Directions: An exact transcription of every record is needed.

Extracted records:
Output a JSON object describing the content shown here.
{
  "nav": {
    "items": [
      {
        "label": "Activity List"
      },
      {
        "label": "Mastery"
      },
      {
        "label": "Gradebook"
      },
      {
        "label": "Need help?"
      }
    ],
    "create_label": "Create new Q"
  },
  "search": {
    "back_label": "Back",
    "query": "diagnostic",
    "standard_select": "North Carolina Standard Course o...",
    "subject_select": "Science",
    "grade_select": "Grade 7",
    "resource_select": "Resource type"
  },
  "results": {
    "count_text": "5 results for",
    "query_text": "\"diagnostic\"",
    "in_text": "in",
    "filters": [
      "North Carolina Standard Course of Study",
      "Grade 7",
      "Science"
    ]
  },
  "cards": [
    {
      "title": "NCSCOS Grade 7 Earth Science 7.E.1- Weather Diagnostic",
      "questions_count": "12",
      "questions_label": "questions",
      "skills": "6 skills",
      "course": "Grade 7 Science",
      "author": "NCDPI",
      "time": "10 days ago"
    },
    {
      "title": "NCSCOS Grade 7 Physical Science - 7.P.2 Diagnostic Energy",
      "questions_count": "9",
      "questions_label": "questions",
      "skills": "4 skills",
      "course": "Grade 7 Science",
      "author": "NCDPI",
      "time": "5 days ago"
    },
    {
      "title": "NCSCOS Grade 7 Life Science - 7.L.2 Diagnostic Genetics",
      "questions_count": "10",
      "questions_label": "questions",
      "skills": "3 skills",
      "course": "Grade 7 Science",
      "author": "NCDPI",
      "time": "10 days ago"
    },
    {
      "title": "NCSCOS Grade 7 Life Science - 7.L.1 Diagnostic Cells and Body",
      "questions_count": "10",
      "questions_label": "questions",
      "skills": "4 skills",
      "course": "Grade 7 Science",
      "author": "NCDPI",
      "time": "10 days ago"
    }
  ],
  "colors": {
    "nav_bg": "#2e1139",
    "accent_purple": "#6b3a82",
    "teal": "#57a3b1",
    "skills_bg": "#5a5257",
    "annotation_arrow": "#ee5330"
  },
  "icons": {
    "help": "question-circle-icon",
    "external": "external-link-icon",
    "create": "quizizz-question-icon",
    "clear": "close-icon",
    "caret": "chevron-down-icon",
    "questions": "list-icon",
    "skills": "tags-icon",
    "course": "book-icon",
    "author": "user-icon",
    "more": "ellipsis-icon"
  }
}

Result for this exercise:
Output a JSON object describing the content shown here.
{
  "nav": {
    "items": [
      {
        "label": "Activity List"
      },
      {
        "label": "Mastery"
      },
      {
        "label": "Gradebook"
      },
      {
        "label": "Need help?"
      }
    ],
    "create_label": "Create new Q"
  },
  "search": {
    "back_label": "Back",
    "query": "diagnostic",
    "standard_select": "North Carolina Standard Course o...",
    "subject_select": "Science",
    "grade_select": "Grade 7",
    "resource_select": "Resource type"
  },
  "results": {
    "count_text": "5 results for",
    "query_text": "\"diagnostic\"",
    "in_text": "in",
    "filters": [
      "North Carolina Standard Course of Study",
      "Grade 7",
      "Science"
    ]
  },
  "cards": [
    {
      "title": "NCSCOS Grade 7 Earth Science 7.E.1- Weather Diagnostic",
      "questions_count": "12",
      "questions_label": "questions",
      "skills": "6 skills",
      "course": "Grade 7 Science",
      "author": "NCDPI",
      "time": "10 days ago"
    },
    {
      "title": "NCSCOS Grade 7 Physical Science - 7.P.2 Diagnostic Energy",
      "questions_count": "9",
      "questions_label": "questions",
      "skills": "4 skills",
      "course": "Grade 7 Science",
      "author": "NCDPI",
      "time": "5 days ago"
    },
    {
      "title": "NCSCOS Grade 7 Life Science - 7.L.2 Diagnostic Genetics",
      "questions_count": "10",
      "questions_label": "questions",
      "skills": "3 skills",
      "course": "Grade 7 Science",
      "author": "NCDPI",
      "time": "10 days ago"
    },
    {
      "title": "NCSCOS Grade 7 Life Science - 7.L.1 Diagnostic Cells and Body",
      "questions_count": "10",
      "questions_label": "questions",
      "skills": "4 skills",
      "course": "Grade 7 Science",
      "author": "NCDPI",
      "time": "10 days ago"
    }
  ],
  "colors": {
    "nav_bg": "#2e1139",
    "accent_purple": "#6b3a82",
    "teal": "#57a3b1",
    "skills_bg": "#5a5257",
    "annotation_arrow": "#ee5330"
  },
  "icons": {
    "help": "question-circle-icon",
    "external": "external-link-icon",
    "create": "quizizz-question-icon",
    "clear": "close-icon",
    "caret": "chevron-down-icon",
    "questions": "list-icon",
    "skills": "tags-icon",
    "course": "book-icon",
    "author": "user-icon",
    "more": "ellipsis-icon"
  }
}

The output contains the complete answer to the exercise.